- [RECORDS TO PROCESS]
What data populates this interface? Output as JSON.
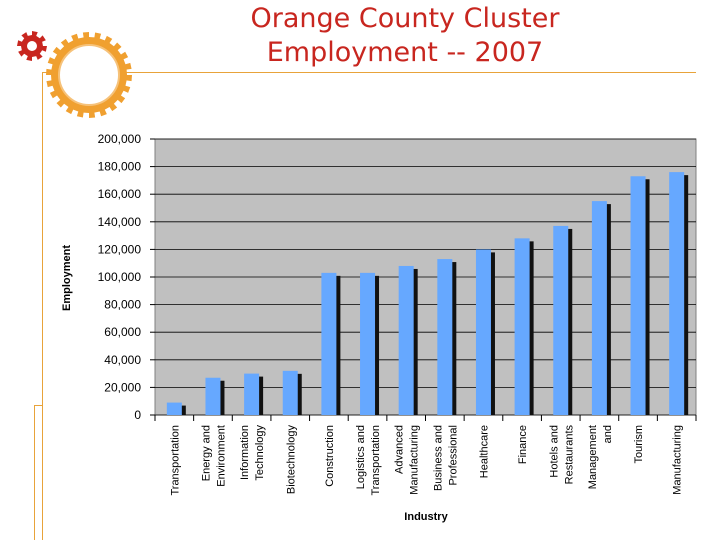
{
  "title": {
    "line1": "Orange County Cluster",
    "line2": "Employment -- 2007"
  },
  "colors": {
    "title": "#c8261f",
    "accent": "#f0a030",
    "bar": "#66a8ff",
    "bar_shadow": "#111111",
    "plot_bg": "#c0c0c0"
  },
  "icons": [
    "gear-icon",
    "gear-icon"
  ],
  "chart_data": {
    "type": "bar",
    "title": "",
    "xlabel": "Industry",
    "ylabel": "Employment",
    "ylim": [
      0,
      200000
    ],
    "yticks": [
      "200,000",
      "180,000",
      "160,000",
      "140,000",
      "120,000",
      "100,000",
      "80,000",
      "60,000",
      "40,000",
      "20,000",
      "0"
    ],
    "ytick_values": [
      200000,
      180000,
      160000,
      140000,
      120000,
      100000,
      80000,
      60000,
      40000,
      20000,
      0
    ],
    "grid": true,
    "legend": "none",
    "categories": [
      [
        "Transportation"
      ],
      [
        "Energy and",
        "Environment"
      ],
      [
        "Information",
        "Technology"
      ],
      [
        "Biotechnology"
      ],
      [
        "Construction"
      ],
      [
        "Logistics and",
        "Transportation"
      ],
      [
        "Advanced",
        "Manufacturing"
      ],
      [
        "Business and",
        "Professional"
      ],
      [
        "Healthcare"
      ],
      [
        "Finance"
      ],
      [
        "Hotels and",
        "Restaurants"
      ],
      [
        "Management",
        "and"
      ],
      [
        "Tourism"
      ],
      [
        "Manufacturing"
      ]
    ],
    "values": [
      9000,
      27000,
      30000,
      32000,
      103000,
      103000,
      108000,
      113000,
      120000,
      128000,
      137000,
      155000,
      173000,
      176000
    ]
  }
}
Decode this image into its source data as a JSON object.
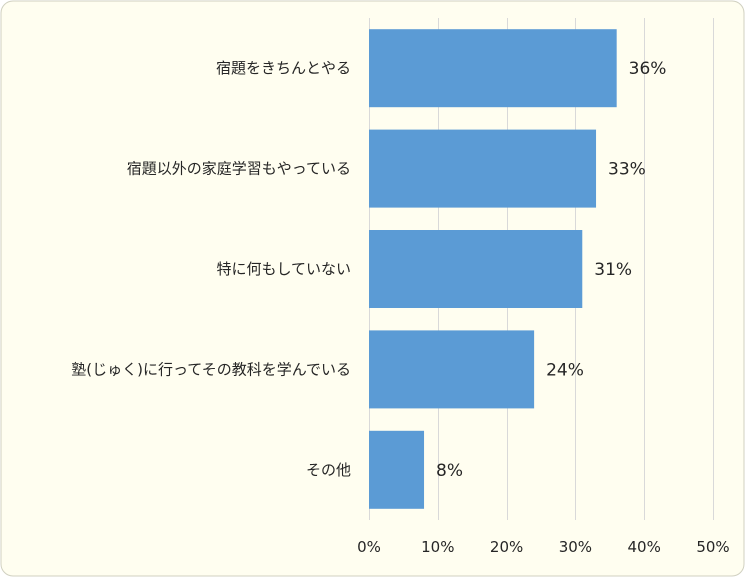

- [SHORT TASK] Output the records above exactly as they are, leaving out the pictures.

- [WRITTEN SOLUTION]
What data populates this interface? Output as JSON.
{
  "title": {
    "line1": "Orange County Cluster",
    "line2": "Employment -- 2007"
  },
  "colors": {
    "title": "#c8261f",
    "accent": "#f0a030",
    "bar": "#66a8ff",
    "bar_shadow": "#111111",
    "plot_bg": "#c0c0c0"
  },
  "icons": [
    "gear-icon",
    "gear-icon"
  ],
  "chart_data": {
    "type": "bar",
    "title": "",
    "xlabel": "Industry",
    "ylabel": "Employment",
    "ylim": [
      0,
      200000
    ],
    "yticks": [
      "200,000",
      "180,000",
      "160,000",
      "140,000",
      "120,000",
      "100,000",
      "80,000",
      "60,000",
      "40,000",
      "20,000",
      "0"
    ],
    "ytick_values": [
      200000,
      180000,
      160000,
      140000,
      120000,
      100000,
      80000,
      60000,
      40000,
      20000,
      0
    ],
    "grid": true,
    "legend": "none",
    "categories": [
      [
        "Transportation"
      ],
      [
        "Energy and",
        "Environment"
      ],
      [
        "Information",
        "Technology"
      ],
      [
        "Biotechnology"
      ],
      [
        "Construction"
      ],
      [
        "Logistics and",
        "Transportation"
      ],
      [
        "Advanced",
        "Manufacturing"
      ],
      [
        "Business and",
        "Professional"
      ],
      [
        "Healthcare"
      ],
      [
        "Finance"
      ],
      [
        "Hotels and",
        "Restaurants"
      ],
      [
        "Management",
        "and"
      ],
      [
        "Tourism"
      ],
      [
        "Manufacturing"
      ]
    ],
    "values": [
      9000,
      27000,
      30000,
      32000,
      103000,
      103000,
      108000,
      113000,
      120000,
      128000,
      137000,
      155000,
      173000,
      176000
    ]
  }
}
Decode this image into its source data as a JSON object.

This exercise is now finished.